» Records supplied:
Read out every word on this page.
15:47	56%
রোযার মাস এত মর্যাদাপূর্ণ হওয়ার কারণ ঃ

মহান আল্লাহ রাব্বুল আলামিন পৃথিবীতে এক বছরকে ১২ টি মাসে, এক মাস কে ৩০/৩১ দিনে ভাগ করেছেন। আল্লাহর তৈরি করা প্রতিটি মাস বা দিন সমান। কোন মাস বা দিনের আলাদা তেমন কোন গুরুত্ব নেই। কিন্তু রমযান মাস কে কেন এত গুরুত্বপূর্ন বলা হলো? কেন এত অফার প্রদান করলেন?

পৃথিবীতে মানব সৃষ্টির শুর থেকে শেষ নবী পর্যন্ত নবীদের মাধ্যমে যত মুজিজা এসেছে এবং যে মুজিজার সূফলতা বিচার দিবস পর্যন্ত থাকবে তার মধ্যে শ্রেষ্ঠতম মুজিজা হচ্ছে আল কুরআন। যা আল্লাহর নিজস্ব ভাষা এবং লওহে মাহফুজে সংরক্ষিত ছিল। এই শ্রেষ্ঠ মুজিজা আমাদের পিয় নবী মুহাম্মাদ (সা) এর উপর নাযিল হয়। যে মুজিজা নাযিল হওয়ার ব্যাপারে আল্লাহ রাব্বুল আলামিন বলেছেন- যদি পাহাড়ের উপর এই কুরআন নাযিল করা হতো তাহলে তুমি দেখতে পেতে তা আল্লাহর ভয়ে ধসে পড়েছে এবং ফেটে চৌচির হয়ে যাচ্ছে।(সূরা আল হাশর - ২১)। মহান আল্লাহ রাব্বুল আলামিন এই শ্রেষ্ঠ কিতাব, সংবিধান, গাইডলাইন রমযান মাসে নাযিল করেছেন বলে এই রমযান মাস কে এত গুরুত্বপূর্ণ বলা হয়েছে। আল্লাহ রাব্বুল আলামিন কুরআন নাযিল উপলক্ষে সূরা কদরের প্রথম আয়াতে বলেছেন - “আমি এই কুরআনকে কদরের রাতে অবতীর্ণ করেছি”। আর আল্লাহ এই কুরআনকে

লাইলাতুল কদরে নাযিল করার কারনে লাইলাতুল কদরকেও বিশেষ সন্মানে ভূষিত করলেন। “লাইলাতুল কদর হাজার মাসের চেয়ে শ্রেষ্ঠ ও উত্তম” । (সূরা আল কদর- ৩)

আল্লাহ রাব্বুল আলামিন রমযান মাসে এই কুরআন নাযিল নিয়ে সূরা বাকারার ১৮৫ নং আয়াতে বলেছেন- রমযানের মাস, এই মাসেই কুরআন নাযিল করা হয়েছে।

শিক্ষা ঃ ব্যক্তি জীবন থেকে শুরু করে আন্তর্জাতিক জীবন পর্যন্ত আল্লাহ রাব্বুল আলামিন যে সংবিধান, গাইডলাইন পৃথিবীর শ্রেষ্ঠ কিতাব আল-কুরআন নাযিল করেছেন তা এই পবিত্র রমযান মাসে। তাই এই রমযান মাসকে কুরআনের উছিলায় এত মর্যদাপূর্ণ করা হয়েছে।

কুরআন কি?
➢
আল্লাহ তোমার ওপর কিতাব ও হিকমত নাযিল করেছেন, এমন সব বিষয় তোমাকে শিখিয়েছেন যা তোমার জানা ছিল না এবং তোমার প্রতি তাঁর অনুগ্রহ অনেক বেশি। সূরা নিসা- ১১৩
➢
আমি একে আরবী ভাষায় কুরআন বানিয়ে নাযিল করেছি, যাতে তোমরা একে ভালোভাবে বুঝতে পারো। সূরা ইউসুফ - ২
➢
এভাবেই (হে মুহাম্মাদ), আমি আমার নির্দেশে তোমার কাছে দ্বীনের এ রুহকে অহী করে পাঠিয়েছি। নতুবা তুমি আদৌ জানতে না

» Directions for this task:
Go through the listing and print each line exactly as it appears.

» Reply to the task:
Read out every word on this page.
15:47	56%
রোযার মাস এত মর্যাদাপূর্ণ হওয়ার কারণ ঃ

মহান আল্লাহ রাব্বুল আলামিন পৃথিবীতে এক বছরকে ১২ টি মাসে, এক মাস কে ৩০/৩১ দিনে ভাগ করেছেন। আল্লাহর তৈরি করা প্রতিটি মাস বা দিন সমান। কোন মাস বা দিনের আলাদা তেমন কোন গুরুত্ব নেই। কিন্তু রমযান মাস কে কেন এত গুরুত্বপূর্ন বলা হলো? কেন এত অফার প্রদান করলেন?

পৃথিবীতে মানব সৃষ্টির শুর থেকে শেষ নবী পর্যন্ত নবীদের মাধ্যমে যত মুজিজা এসেছে এবং যে মুজিজার সূফলতা বিচার দিবস পর্যন্ত থাকবে তার মধ্যে শ্রেষ্ঠতম মুজিজা হচ্ছে আল কুরআন। যা আল্লাহর নিজস্ব ভাষা এবং লওহে মাহফুজে সংরক্ষিত ছিল। এই শ্রেষ্ঠ মুজিজা আমাদের পিয় নবী মুহাম্মাদ (সা) এর উপর নাযিল হয়। যে মুজিজা নাযিল হওয়ার ব্যাপারে আল্লাহ রাব্বুল আলামিন বলেছেন- যদি পাহাড়ের উপর এই কুরআন নাযিল করা হতো তাহলে তুমি দেখতে পেতে তা আল্লাহর ভয়ে ধসে পড়েছে এবং ফেটে চৌচির হয়ে যাচ্ছে।(সূরা আল হাশর - ২১)। মহান আল্লাহ রাব্বুল আলামিন এই শ্রেষ্ঠ কিতাব, সংবিধান, গাইডলাইন রমযান মাসে নাযিল করেছেন বলে এই রমযান মাস কে এত গুরুত্বপূর্ণ বলা হয়েছে। আল্লাহ রাব্বুল আলামিন কুরআন নাযিল উপলক্ষে সূরা কদরের প্রথম আয়াতে বলেছেন - “আমি এই কুরআনকে কদরের রাতে অবতীর্ণ করেছি”। আর আল্লাহ এই কুরআনকে

লাইলাতুল কদরে নাযিল করার কারনে লাইলাতুল কদরকেও বিশেষ সন্মানে ভূষিত করলেন। “লাইলাতুল কদর হাজার মাসের চেয়ে শ্রেষ্ঠ ও উত্তম” । (সূরা আল কদর- ৩)

আল্লাহ রাব্বুল আলামিন রমযান মাসে এই কুরআন নাযিল নিয়ে সূরা বাকারার ১৮৫ নং আয়াতে বলেছেন- রমযানের মাস, এই মাসেই কুরআন নাযিল করা হয়েছে।

শিক্ষা ঃ ব্যক্তি জীবন থেকে শুরু করে আন্তর্জাতিক জীবন পর্যন্ত আল্লাহ রাব্বুল আলামিন যে সংবিধান, গাইডলাইন পৃথিবীর শ্রেষ্ঠ কিতাব আল-কুরআন নাযিল করেছেন তা এই পবিত্র রমযান মাসে। তাই এই রমযান মাসকে কুরআনের উছিলায় এত মর্যদাপূর্ণ করা হয়েছে।

কুরআন কি?
➢
আল্লাহ তোমার ওপর কিতাব ও হিকমত নাযিল করেছেন, এমন সব বিষয় তোমাকে শিখিয়েছেন যা তোমার জানা ছিল না এবং তোমার প্রতি তাঁর অনুগ্রহ অনেক বেশি। সূরা নিসা- ১১৩
➢
আমি একে আরবী ভাষায় কুরআন বানিয়ে নাযিল করেছি, যাতে তোমরা একে ভালোভাবে বুঝতে পারো। সূরা ইউসুফ - ২
➢
এভাবেই (হে মুহাম্মাদ), আমি আমার নির্দেশে তোমার কাছে দ্বীনের এ রুহকে অহী করে পাঠিয়েছি। নতুবা তুমি আদৌ জানতে না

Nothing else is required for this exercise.